■ REQUIREMENT ■
Every record should be copied exactly, and the images omitted.
── EXTRACTED INFORMATION
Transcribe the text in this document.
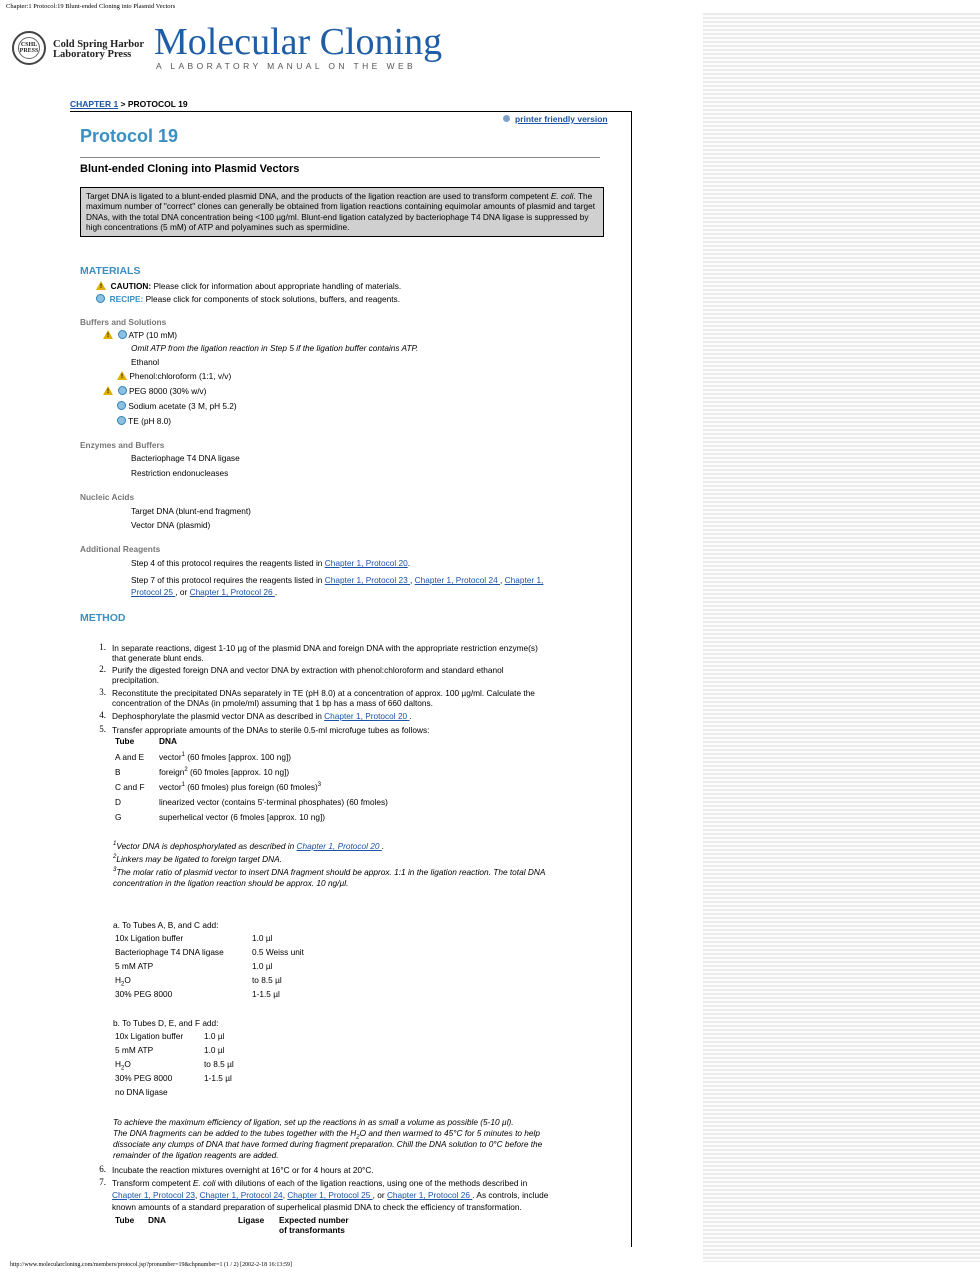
Chapter:1 Protocol:19 Blunt-ended Cloning into Plasmid Vectors
CSHL
PRESS
Cold Spring Harbor
Laboratory Press Molecular Cloning
A LABORATORY MANUAL ON THE WEB
CHAPTER 1 > PROTOCOL 19
printer friendly version
Protocol 19
Blunt-ended Cloning into Plasmid Vectors
Target DNA is ligated to a blunt-ended plasmid DNA, and the products of the ligation reaction are used to transform competent E. coli. The maximum number of "correct" clones can generally be obtained from ligation reactions containing equimolar amounts of plasmid and target DNAs, with the total DNA concentration being <100 µg/ml. Blunt-end ligation catalyzed by bacteriophage T4 DNA ligase is suppressed by high concentrations (5 mM) of ATP and polyamines such as spermidine.
MATERIALS
!  CAUTION: Please click for information about appropriate handling of materials.
RECIPE: Please click for components of stock solutions, buffers, and reagents.
Buffers and Solutions
!   ATP (10 mM)
Omit ATP from the ligation reaction in Step 5 if the ligation buffer contains ATP.
Ethanol
! Phenol:chloroform (1:1, v/v)
!   PEG 8000 (30% w/v)
Sodium acetate (3 M, pH 5.2)
TE (pH 8.0)
Enzymes and Buffers
Bacteriophage T4 DNA ligase
Restriction endonucleases
Nucleic Acids
Target DNA (blunt-end fragment)
Vector DNA (plasmid)
Additional Reagents
Step 4 of this protocol requires the reagents listed in Chapter 1, Protocol 20.
Step 7 of this protocol requires the reagents listed in Chapter 1, Protocol 23 , Chapter 1, Protocol 24 , Chapter 1,
Protocol 25 , or Chapter 1, Protocol 26 .
METHOD
1. In separate reactions, digest 1-10 µg of the plasmid DNA and foreign DNA with the appropriate restriction enzyme(s)
that generate blunt ends.
2. Purify the digested foreign DNA and vector DNA by extraction with phenol:chloroform and standard ethanol
precipitation.
3. Reconstitute the precipitated DNAs separately in TE (pH 8.0) at a concentration of approx. 100 µg/ml. Calculate the
concentration of the DNAs (in pmole/ml) assuming that 1 bp has a mass of 660 daltons.
4. Dephosphorylate the plasmid vector DNA as described in Chapter 1, Protocol 20 .
5. Transfer appropriate amounts of the DNAs to sterile 0.5-ml microfuge tubes as follows:
Tube	DNA
A and E	vector$^1$ (60 fmoles [approx. 100 ng])
B	foreign$^2$ (60 fmoles [approx. 10 ng])
C and F	vector$^1$ (60 fmoles) plus foreign (60 fmoles)$^3$
D	linearized vector (contains 5'-terminal phosphates) (60 fmoles)
G	superhelical vector (6 fmoles [approx. 10 ng])
$^1$Vector DNA is dephosphorylated as described in Chapter 1, Protocol 20 .
$^2$Linkers may be ligated to foreign target DNA.
$^3$The molar ratio of plasmid vector to insert DNA fragment should be approx. 1:1 in the ligation reaction. The total DNA
concentration in the ligation reaction should be approx. 10 ng/µl.
a. To Tubes A, B, and C add:
10x Ligation buffer	1.0 µl
Bacteriophage T4 DNA ligase	0.5 Weiss unit
5 mM ATP	1.0 µl
$H_2O$	to 8.5 µl
30% PEG 8000	1-1.5 µl
b. To Tubes D, E, and F add:
10x Ligation buffer	1.0 µl
5 mM ATP	1.0 µl
$H_2O$	to 8.5 µl
30% PEG 8000	1-1.5 µl
no DNA ligase	
To achieve the maximum efficiency of ligation, set up the reactions in as small a volume as possible (5-10 µl).
The DNA fragments can be added to the tubes together with the $H_2O$ and then warmed to 45°C for 5 minutes to help
dissociate any clumps of DNA that have formed during fragment preparation. Chill the DNA solution to 0°C before the
remainder of the ligation reagents are added.
6. Incubate the reaction mixtures overnight at 16°C or for 4 hours at 20°C.
7. Transform competent E. coli with dilutions of each of the ligation reactions, using one of the methods described in
Chapter 1, Protocol 23, Chapter 1, Protocol 24, Chapter 1, Protocol 25 , or Chapter 1, Protocol 26 . As controls, include
known amounts of a standard preparation of superhelical plasmid DNA to check the efficiency of transformation.
Tube	DNA	Ligase	Expected number
of transformants
http://www.molecularcloning.com/members/protocol.jsp?pronumber=19&chpnumber=1 (1 / 2) [2002-2-18 16:13:59]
────
■ OUTPUT FOR THIS TASK ■
Transcribe the text in this document.
Chapter:1 Protocol:19 Blunt-ended Cloning into Plasmid Vectors
CSHL
PRESS
Cold Spring Harbor
Laboratory Press Molecular Cloning
A LABORATORY MANUAL ON THE WEB
CHAPTER 1 > PROTOCOL 19
printer friendly version
Protocol 19
Blunt-ended Cloning into Plasmid Vectors
Target DNA is ligated to a blunt-ended plasmid DNA, and the products of the ligation reaction are used to transform competent E. coli. The maximum number of "correct" clones can generally be obtained from ligation reactions containing equimolar amounts of plasmid and target DNAs, with the total DNA concentration being <100 µg/ml. Blunt-end ligation catalyzed by bacteriophage T4 DNA ligase is suppressed by high concentrations (5 mM) of ATP and polyamines such as spermidine.
MATERIALS
!  CAUTION: Please click for information about appropriate handling of materials.
RECIPE: Please click for components of stock solutions, buffers, and reagents.
Buffers and Solutions
!   ATP (10 mM)
Omit ATP from the ligation reaction in Step 5 if the ligation buffer contains ATP.
Ethanol
! Phenol:chloroform (1:1, v/v)
!   PEG 8000 (30% w/v)
Sodium acetate (3 M, pH 5.2)
TE (pH 8.0)
Enzymes and Buffers
Bacteriophage T4 DNA ligase
Restriction endonucleases
Nucleic Acids
Target DNA (blunt-end fragment)
Vector DNA (plasmid)
Additional Reagents
Step 4 of this protocol requires the reagents listed in Chapter 1, Protocol 20.
Step 7 of this protocol requires the reagents listed in Chapter 1, Protocol 23 , Chapter 1, Protocol 24 , Chapter 1,
Protocol 25 , or Chapter 1, Protocol 26 .
METHOD
1. In separate reactions, digest 1-10 µg of the plasmid DNA and foreign DNA with the appropriate restriction enzyme(s)
that generate blunt ends.
2. Purify the digested foreign DNA and vector DNA by extraction with phenol:chloroform and standard ethanol
precipitation.
3. Reconstitute the precipitated DNAs separately in TE (pH 8.0) at a concentration of approx. 100 µg/ml. Calculate the
concentration of the DNAs (in pmole/ml) assuming that 1 bp has a mass of 660 daltons.
4. Dephosphorylate the plasmid vector DNA as described in Chapter 1, Protocol 20 .
5. Transfer appropriate amounts of the DNAs to sterile 0.5-ml microfuge tubes as follows:
Tube	DNA
A and E	vector$^1$ (60 fmoles [approx. 100 ng])
B	foreign$^2$ (60 fmoles [approx. 10 ng])
C and F	vector$^1$ (60 fmoles) plus foreign (60 fmoles)$^3$
D	linearized vector (contains 5'-terminal phosphates) (60 fmoles)
G	superhelical vector (6 fmoles [approx. 10 ng])
$^1$Vector DNA is dephosphorylated as described in Chapter 1, Protocol 20 .
$^2$Linkers may be ligated to foreign target DNA.
$^3$The molar ratio of plasmid vector to insert DNA fragment should be approx. 1:1 in the ligation reaction. The total DNA
concentration in the ligation reaction should be approx. 10 ng/µl.
a. To Tubes A, B, and C add:
10x Ligation buffer	1.0 µl
Bacteriophage T4 DNA ligase	0.5 Weiss unit
5 mM ATP	1.0 µl
$H_2O$	to 8.5 µl
30% PEG 8000	1-1.5 µl
b. To Tubes D, E, and F add:
10x Ligation buffer	1.0 µl
5 mM ATP	1.0 µl
$H_2O$	to 8.5 µl
30% PEG 8000	1-1.5 µl
no DNA ligase	
To achieve the maximum efficiency of ligation, set up the reactions in as small a volume as possible (5-10 µl).
The DNA fragments can be added to the tubes together with the $H_2O$ and then warmed to 45°C for 5 minutes to help
dissociate any clumps of DNA that have formed during fragment preparation. Chill the DNA solution to 0°C before the
remainder of the ligation reagents are added.
6. Incubate the reaction mixtures overnight at 16°C or for 4 hours at 20°C.
7. Transform competent E. coli with dilutions of each of the ligation reactions, using one of the methods described in
Chapter 1, Protocol 23, Chapter 1, Protocol 24, Chapter 1, Protocol 25 , or Chapter 1, Protocol 26 . As controls, include
known amounts of a standard preparation of superhelical plasmid DNA to check the efficiency of transformation.
Tube	DNA	Ligase	Expected number
of transformants
http://www.molecularcloning.com/members/protocol.jsp?pronumber=19&chpnumber=1 (1 / 2) [2002-2-18 16:13:59]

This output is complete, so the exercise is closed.